## PASSAGE GIVEN
This is FRESH AIR. I'm Terry Gross. Today, we conclude our archive series, R&B, Rockabilly and Early Rock 'n' Roll, with Allen Toussaint, who we'll hear from later and Dion. If you've ever dismissed Dion as a former teen idol whose talent or relevance didn't survive the oldies era, what you hear today is likely to change your mind. He's a great singer, deeply influenced by the blues and country music. I interviewed him in 2000. He brought his guitar, and we're going to hear him perform some of his own songs and some of the blues and country songs that influenced him.

Dion had his first hit, "I Wonder Why," in 1958, with the doo-wop group the Belmonts, named after Belmont Avenue in the Bronx neighborhood in which they lived. Dion's other hits included "A Teenager In Love," "Where Or When," "Donna The Prima Donna," "Runaround Sue," "The Wanderer" and, later, "Abraham, Martin and John." His fan Bruce Springsteen gave the introduction when Dion was inducted into the Rock & Roll Hall of Fame in 1989. Dion recorded a couple of Springsteen songs on his album "Deja Nu," which was released in 2000 and was the occasion for our interview. We started with a track from that album, Dion singing Springsteen's "If I Should Fall Behind."

(SOUNDBITE OF SONG, "IF I SHOULD FALL BEHIND")

DION: (Singing) We said we'd walk together, baby, come what may, that come the twilight, should we lose our way, if as we're walking a hand should slip free, I'll wait for you, and should I fall behind, wait for me. We swore we'd travel, darlin', side by side and we'd help each other stay in stride. But each lover's steps fall so differently. Girl, I'll wait for you. If I should fall behind, wait for me. Now, everyone dreams of a love lasting and true.

(SOUNDBITE OF ARCHIVED NPR CONTENT)

GROSS: Dion, welcome to FRESH AIR.

DION: Good to be here.

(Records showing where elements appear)
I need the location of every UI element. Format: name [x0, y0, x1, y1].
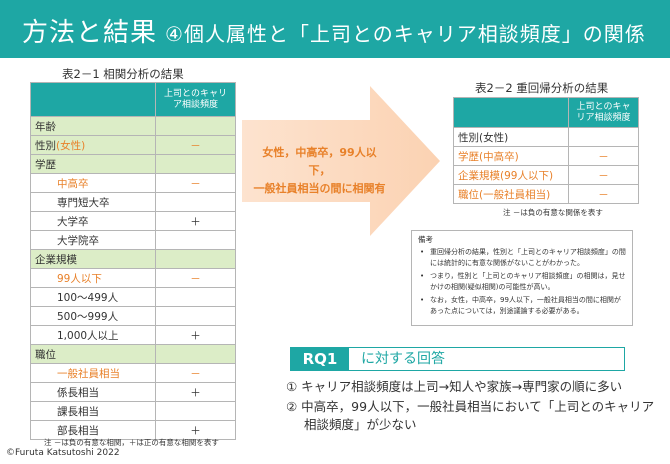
table1-header: 上司とのキャリア相談頻度 — [155, 82, 236, 117]
table2-header-blank — [453, 97, 569, 128]
table1-row: 学歴 — [30, 154, 236, 174]
row-label: 学歴 — [30, 154, 156, 174]
table1-row: 500～999人 — [30, 306, 236, 326]
table1-note: 注 －は負の有意な相関，＋は正の有意な相関を表す — [44, 438, 219, 447]
title-sub: ④個人属性と「上司とのキャリア相談頻度」の関係 — [165, 22, 646, 46]
remarks-item: 重回帰分析の結果，性別と「上司とのキャリア相談頻度」の間には統計的に有意な関係が… — [418, 247, 626, 269]
row-label: 専門短大卒 — [30, 192, 156, 212]
table1-header-blank — [30, 82, 156, 117]
row-mark: － — [155, 135, 236, 155]
row-label: 課長相当 — [30, 401, 156, 421]
row-label: 部長相当 — [30, 420, 156, 440]
row-label: 企業規模(99人以下) — [453, 165, 569, 185]
table1-row: 大学院卒 — [30, 230, 236, 250]
table1-row: 年齢 — [30, 116, 236, 136]
table1-row: 企業規模 — [30, 249, 236, 269]
remarks-item: なお，女性，中高卒，99人以下，一般社員相当の間に相関があった点については，別途… — [418, 295, 626, 317]
row-mark — [155, 401, 236, 421]
copyright: ©Furuta Katsutoshi 2022 — [6, 448, 120, 458]
table1-row: 大学卒＋ — [30, 211, 236, 231]
row-mark — [155, 116, 236, 136]
table1-row: 部長相当＋ — [30, 420, 236, 440]
row-mark — [155, 306, 236, 326]
row-mark: ＋ — [155, 420, 236, 440]
row-mark: ＋ — [155, 382, 236, 402]
row-mark: － — [155, 173, 236, 193]
page-title: 方法と結果 ④個人属性と「上司とのキャリア相談頻度」の関係 — [22, 12, 646, 49]
regression-table: 上司とのキャリア相談頻度 性別(女性) 学歴(中高卒) －企業規模(99人以下) －職… — [453, 97, 639, 204]
row-mark — [155, 154, 236, 174]
row-mark: ＋ — [155, 325, 236, 345]
row-mark: － — [568, 165, 639, 185]
table1-row: 性別(女性) － — [30, 135, 236, 155]
row-mark — [155, 192, 236, 212]
table2-row: 学歴(中高卒) － — [453, 146, 639, 166]
row-label: 性別(女性) — [30, 135, 156, 155]
row-mark — [155, 287, 236, 307]
table1-row: 専門短大卒 — [30, 192, 236, 212]
row-mark: － — [155, 363, 236, 383]
row-mark — [155, 344, 236, 364]
row-label: 企業規模 — [30, 249, 156, 269]
row-mark: － — [568, 184, 639, 204]
table2-row: 性別(女性) — [453, 127, 639, 147]
row-mark — [155, 249, 236, 269]
row-label: 年齢 — [30, 116, 156, 136]
table2-note: 注 －は負の有意な関係を表す — [503, 208, 603, 217]
conclusion-2-line-2: 相談頻度」が少ない — [304, 417, 417, 432]
table1-caption: 表2－1 相関分析の結果 — [62, 67, 184, 81]
rq-label: RQ1 — [291, 348, 349, 370]
row-label: 職位(一般社員相当) — [453, 184, 569, 204]
row-label: 99人以下 — [30, 268, 156, 288]
arrow-line-1: 女性，中高卒，99人以下， — [262, 146, 377, 177]
correlation-table: 上司とのキャリア相談頻度 年齢 性別(女性) －学歴 中高卒－専門短大卒 大学卒＋大学院… — [30, 82, 236, 440]
title-main: 方法と結果 — [22, 18, 158, 48]
table1-row: 一般社員相当－ — [30, 363, 236, 383]
row-mark: ＋ — [155, 211, 236, 231]
result-arrow — [242, 86, 440, 236]
row-label: 職位 — [30, 344, 156, 364]
arrow-line-2: 一般社員相当の間に相関有 — [253, 182, 386, 195]
remarks-box: 備考 重回帰分析の結果，性別と「上司とのキャリア相談頻度」の間には統計的に有意な… — [411, 230, 633, 326]
rq-text: に対する回答 — [361, 351, 445, 367]
row-label: 性別(女性) — [453, 127, 569, 147]
row-label: 100～499人 — [30, 287, 156, 307]
table1-row: 中高卒－ — [30, 173, 236, 193]
rq-box: RQ1 に対する回答 — [290, 347, 625, 371]
row-label: 大学卒 — [30, 211, 156, 231]
remarks-list: 重回帰分析の結果，性別と「上司とのキャリア相談頻度」の間には統計的に有意な関係が… — [418, 247, 626, 317]
row-label: 大学院卒 — [30, 230, 156, 250]
table1-row: 100～499人 — [30, 287, 236, 307]
table2-caption: 表2－2 重回帰分析の結果 — [475, 81, 609, 95]
table1-row: 課長相当 — [30, 401, 236, 421]
row-label: 500～999人 — [30, 306, 156, 326]
conclusion-2-line-1: ② 中高卒，99人以下，一般社員相当において「上司とのキャリア — [286, 399, 655, 414]
table1-row: 1,000人以上＋ — [30, 325, 236, 345]
table2-row: 企業規模(99人以下) － — [453, 165, 639, 185]
row-label: 中高卒 — [30, 173, 156, 193]
remarks-item: つまり，性別と「上司とのキャリア相談頻度」の相関は，見せかけの相関(疑似相関)の… — [418, 271, 626, 293]
row-mark: － — [155, 268, 236, 288]
arrow-text: 女性，中高卒，99人以下， 一般社員相当の間に相関有 — [252, 144, 387, 198]
table2-row: 職位(一般社員相当) － — [453, 184, 639, 204]
row-label: 学歴(中高卒) — [453, 146, 569, 166]
table1-row: 係長相当＋ — [30, 382, 236, 402]
row-mark — [568, 127, 639, 147]
row-label: 係長相当 — [30, 382, 156, 402]
row-label: 一般社員相当 — [30, 363, 156, 383]
table2-header: 上司とのキャリア相談頻度 — [568, 97, 639, 128]
table1-row: 99人以下－ — [30, 268, 236, 288]
row-label-suffix: (女性) — [56, 139, 86, 152]
table1-row: 職位 — [30, 344, 236, 364]
row-label: 1,000人以上 — [30, 325, 156, 345]
conclusion-1: ① キャリア相談頻度は上司→知人や家族→専門家の順に多い — [286, 379, 623, 394]
row-mark: － — [568, 146, 639, 166]
title-bar: 方法と結果 ④個人属性と「上司とのキャリア相談頻度」の関係 — [0, 0, 670, 58]
row-mark — [155, 230, 236, 250]
remarks-heading: 備考 — [418, 235, 433, 244]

## TO DO
In the radio interview transcript, which album of Dion's was the occasion for the interview?

## RESULT FOR THIS EXERCISE
The occasion was his album "Deja Nu," released in 2000.